_GIVEN PROBLEM_.
Will you give every entry again exactly as it stands?

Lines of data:
* * * *

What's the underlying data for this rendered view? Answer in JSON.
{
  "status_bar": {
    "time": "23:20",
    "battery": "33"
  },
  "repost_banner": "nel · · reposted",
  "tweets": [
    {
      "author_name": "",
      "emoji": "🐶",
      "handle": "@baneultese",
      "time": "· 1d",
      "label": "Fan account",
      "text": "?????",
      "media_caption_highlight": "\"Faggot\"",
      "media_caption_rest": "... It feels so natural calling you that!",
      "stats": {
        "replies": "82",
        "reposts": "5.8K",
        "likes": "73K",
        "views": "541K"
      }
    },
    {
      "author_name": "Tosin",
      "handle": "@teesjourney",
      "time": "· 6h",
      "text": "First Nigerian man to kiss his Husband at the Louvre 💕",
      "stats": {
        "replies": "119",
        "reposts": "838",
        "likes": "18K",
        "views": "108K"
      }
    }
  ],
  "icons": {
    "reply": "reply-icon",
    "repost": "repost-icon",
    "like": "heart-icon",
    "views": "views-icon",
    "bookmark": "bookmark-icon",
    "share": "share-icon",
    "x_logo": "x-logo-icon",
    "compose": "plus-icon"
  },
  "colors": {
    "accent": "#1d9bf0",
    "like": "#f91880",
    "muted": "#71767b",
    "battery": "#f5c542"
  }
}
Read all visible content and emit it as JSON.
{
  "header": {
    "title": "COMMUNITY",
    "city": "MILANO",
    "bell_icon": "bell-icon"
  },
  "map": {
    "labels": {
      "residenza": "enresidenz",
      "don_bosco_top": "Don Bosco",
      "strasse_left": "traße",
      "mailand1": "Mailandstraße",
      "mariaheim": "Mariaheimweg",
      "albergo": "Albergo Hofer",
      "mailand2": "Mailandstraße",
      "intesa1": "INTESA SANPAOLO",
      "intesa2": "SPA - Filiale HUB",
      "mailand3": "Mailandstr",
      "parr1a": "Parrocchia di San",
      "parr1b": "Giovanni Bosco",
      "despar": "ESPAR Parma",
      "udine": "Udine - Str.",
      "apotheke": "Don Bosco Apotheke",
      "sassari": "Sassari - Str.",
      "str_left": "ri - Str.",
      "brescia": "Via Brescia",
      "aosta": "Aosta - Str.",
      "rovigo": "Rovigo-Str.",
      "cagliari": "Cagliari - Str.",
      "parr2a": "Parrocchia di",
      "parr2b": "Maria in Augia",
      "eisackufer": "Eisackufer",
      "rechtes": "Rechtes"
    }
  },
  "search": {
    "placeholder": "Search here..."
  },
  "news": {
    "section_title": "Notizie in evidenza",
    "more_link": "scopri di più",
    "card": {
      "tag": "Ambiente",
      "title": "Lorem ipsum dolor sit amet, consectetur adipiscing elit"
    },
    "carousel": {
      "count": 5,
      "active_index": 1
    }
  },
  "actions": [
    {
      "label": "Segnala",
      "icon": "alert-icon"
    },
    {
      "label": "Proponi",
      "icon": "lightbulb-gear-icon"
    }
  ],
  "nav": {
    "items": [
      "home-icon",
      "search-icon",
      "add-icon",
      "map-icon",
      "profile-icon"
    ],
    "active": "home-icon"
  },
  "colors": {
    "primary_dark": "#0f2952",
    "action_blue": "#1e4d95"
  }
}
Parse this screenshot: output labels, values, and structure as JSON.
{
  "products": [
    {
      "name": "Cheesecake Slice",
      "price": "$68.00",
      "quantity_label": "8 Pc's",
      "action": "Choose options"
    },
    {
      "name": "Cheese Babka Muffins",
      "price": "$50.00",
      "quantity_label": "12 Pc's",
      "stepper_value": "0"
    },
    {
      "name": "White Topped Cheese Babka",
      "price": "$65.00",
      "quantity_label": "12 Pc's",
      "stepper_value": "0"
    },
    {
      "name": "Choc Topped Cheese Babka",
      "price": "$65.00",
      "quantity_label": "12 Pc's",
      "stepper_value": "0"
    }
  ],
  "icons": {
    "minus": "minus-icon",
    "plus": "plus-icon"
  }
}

* * * *

_WRITTEN SOLUTION_.
What's the underlying data for this rendered view? Answer in JSON.
{
  "status_bar": {
    "time": "23:20",
    "battery": "33"
  },
  "repost_banner": "nel · · reposted",
  "tweets": [
    {
      "author_name": "",
      "emoji": "🐶",
      "handle": "@baneultese",
      "time": "· 1d",
      "label": "Fan account",
      "text": "?????",
      "media_caption_highlight": "\"Faggot\"",
      "media_caption_rest": "... It feels so natural calling you that!",
      "stats": {
        "replies": "82",
        "reposts": "5.8K",
        "likes": "73K",
        "views": "541K"
      }
    },
    {
      "author_name": "Tosin",
      "handle": "@teesjourney",
      "time": "· 6h",
      "text": "First Nigerian man to kiss his Husband at the Louvre 💕",
      "stats": {
        "replies": "119",
        "reposts": "838",
        "likes": "18K",
        "views": "108K"
      }
    }
  ],
  "icons": {
    "reply": "reply-icon",
    "repost": "repost-icon",
    "like": "heart-icon",
    "views": "views-icon",
    "bookmark": "bookmark-icon",
    "share": "share-icon",
    "x_logo": "x-logo-icon",
    "compose": "plus-icon"
  },
  "colors": {
    "accent": "#1d9bf0",
    "like": "#f91880",
    "muted": "#71767b",
    "battery": "#f5c542"
  }
}
Read all visible content and emit it as JSON.
{
  "header": {
    "title": "COMMUNITY",
    "city": "MILANO",
    "bell_icon": "bell-icon"
  },
  "map": {
    "labels": {
      "residenza": "enresidenz",
      "don_bosco_top": "Don Bosco",
      "strasse_left": "traße",
      "mailand1": "Mailandstraße",
      "mariaheim": "Mariaheimweg",
      "albergo": "Albergo Hofer",
      "mailand2": "Mailandstraße",
      "intesa1": "INTESA SANPAOLO",
      "intesa2": "SPA - Filiale HUB",
      "mailand3": "Mailandstr",
      "parr1a": "Parrocchia di San",
      "parr1b": "Giovanni Bosco",
      "despar": "ESPAR Parma",
      "udine": "Udine - Str.",
      "apotheke": "Don Bosco Apotheke",
      "sassari": "Sassari - Str.",
      "str_left": "ri - Str.",
      "brescia": "Via Brescia",
      "aosta": "Aosta - Str.",
      "rovigo": "Rovigo-Str.",
      "cagliari": "Cagliari - Str.",
      "parr2a": "Parrocchia di",
      "parr2b": "Maria in Augia",
      "eisackufer": "Eisackufer",
      "rechtes": "Rechtes"
    }
  },
  "search": {
    "placeholder": "Search here..."
  },
  "news": {
    "section_title": "Notizie in evidenza",
    "more_link": "scopri di più",
    "card": {
      "tag": "Ambiente",
      "title": "Lorem ipsum dolor sit amet, consectetur adipiscing elit"
    },
    "carousel": {
      "count": 5,
      "active_index": 1
    }
  },
  "actions": [
    {
      "label": "Segnala",
      "icon": "alert-icon"
    },
    {
      "label": "Proponi",
      "icon": "lightbulb-gear-icon"
    }
  ],
  "nav": {
    "items": [
      "home-icon",
      "search-icon",
      "add-icon",
      "map-icon",
      "profile-icon"
    ],
    "active": "home-icon"
  },
  "colors": {
    "primary_dark": "#0f2952",
    "action_blue": "#1e4d95"
  }
}
Parse this screenshot: output labels, values, and structure as JSON.
{
  "products": [
    {
      "name": "Cheesecake Slice",
      "price": "$68.00",
      "quantity_label": "8 Pc's",
      "action": "Choose options"
    },
    {
      "name": "Cheese Babka Muffins",
      "price": "$50.00",
      "quantity_label": "12 Pc's",
      "stepper_value": "0"
    },
    {
      "name": "White Topped Cheese Babka",
      "price": "$65.00",
      "quantity_label": "12 Pc's",
      "stepper_value": "0"
    },
    {
      "name": "Choc Topped Cheese Babka",
      "price": "$65.00",
      "quantity_label": "12 Pc's",
      "stepper_value": "0"
    }
  ],
  "icons": {
    "minus": "minus-icon",
    "plus": "plus-icon"
  }
}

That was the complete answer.